━━━ PROVIDED TEXT ━━━
Series one received a Royal Television Society award for Best Series.

Due to the critical acclaim and good ratings that the first series received, a second series was commissioned, which launched to 4.22 million viewers in September 2009. Series Two had disappointing ratings, dropping to as low as 2.82 million viewers by the season's end, and the show wasn't renewed for a third series.

==Ratings==

===Series One===

| Date | Episode | Viewers (millions) |
|---|---|---|
| 10 March 2008 | 1 | 6.65 |
| 17 March 2008 | 2 | 5.23 |
| 24 March 2008 | 3 | 4.75 |
| 31 March 2008 | 4 | 4.81 |
| 7 April 2008 | 5 | 4.80 |
| 14 April 2008 | 6 | 3.84 |

===Series Two===

| Date | Episode | Viewers (millions) |
|---|---|---|
| 1 September 2009 | 1 | 4.22 |
| 8 September 2009 | 2 | 3.88 |
| 15 September 2009 | 3 | 3.39 |
| 22 September 2009 | 4 | 3.31 |
| 29 September 2009 | 5 | 3.21 |
| 6 October 2009 | 6 | 2.82 |

==Home releases==
Series One was released on DVD in the UK on 21 April 2008. It contains all six episodes and a behind-the-scenes documentary. Series Two was released on 12 October 2009.
━━━ DATA ━━━
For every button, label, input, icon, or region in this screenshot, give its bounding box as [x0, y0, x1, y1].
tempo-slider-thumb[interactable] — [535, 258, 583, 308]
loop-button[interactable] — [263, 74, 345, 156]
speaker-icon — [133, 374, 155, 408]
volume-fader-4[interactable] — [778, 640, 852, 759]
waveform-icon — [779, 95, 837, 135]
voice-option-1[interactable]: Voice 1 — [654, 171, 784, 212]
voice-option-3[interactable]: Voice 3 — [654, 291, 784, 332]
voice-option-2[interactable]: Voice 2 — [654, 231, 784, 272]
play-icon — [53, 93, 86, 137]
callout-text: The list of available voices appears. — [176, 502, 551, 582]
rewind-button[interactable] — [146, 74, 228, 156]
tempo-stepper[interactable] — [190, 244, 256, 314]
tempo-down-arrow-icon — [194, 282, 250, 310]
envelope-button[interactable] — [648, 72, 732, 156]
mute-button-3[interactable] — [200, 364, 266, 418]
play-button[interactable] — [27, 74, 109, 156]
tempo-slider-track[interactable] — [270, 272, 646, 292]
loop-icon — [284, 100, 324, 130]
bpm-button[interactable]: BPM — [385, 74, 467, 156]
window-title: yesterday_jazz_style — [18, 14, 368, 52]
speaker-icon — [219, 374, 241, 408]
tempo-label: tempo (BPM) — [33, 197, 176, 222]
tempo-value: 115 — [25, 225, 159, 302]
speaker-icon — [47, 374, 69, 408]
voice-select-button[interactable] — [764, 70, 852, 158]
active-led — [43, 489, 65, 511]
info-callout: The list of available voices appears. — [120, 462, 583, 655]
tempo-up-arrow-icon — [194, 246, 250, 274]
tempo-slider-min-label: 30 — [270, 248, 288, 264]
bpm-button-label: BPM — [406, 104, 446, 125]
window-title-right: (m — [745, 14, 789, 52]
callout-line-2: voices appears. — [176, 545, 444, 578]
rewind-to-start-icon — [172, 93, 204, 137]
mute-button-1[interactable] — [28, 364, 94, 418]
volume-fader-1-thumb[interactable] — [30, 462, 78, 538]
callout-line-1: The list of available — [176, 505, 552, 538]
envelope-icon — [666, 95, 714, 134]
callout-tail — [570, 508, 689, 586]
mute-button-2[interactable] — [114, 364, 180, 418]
━━━
_TASK REQUIREMENTS_
• 1. In the TV series text, rewrite the paragraph beginning "Due to the critical acclaim" as a short bulleted list that keeps its main facts.
• 2. According to the TV series text, on what date was Series One released on DVD in the UK?
• 3. Update the part of the TV series text that opens with the words containing "Due to the critical" and closes with "a third series.", replacing "commissioned" with "ordered".

_SOLUTIONS TO THE EXERCISE_
• 1.
- The first series' critical acclaim and good ratings led to a second series being commissioned.
- Series Two launched to 4.22 million viewers in September 2009.
- Its ratings were disappointing and fell as low as 2.82 million viewers by the end of the season.
- The show was not renewed for a third series.

• 2. 21 April 2008.

• 3.
Due to the critical acclaim and good ratings that the first series received, a second series was ordered, which launched to 4.22 million viewers in September 2009. Series Two had disappointing ratings, dropping to as low as 2.82 million viewers by the season's end, and the show wasn't renewed for a third series.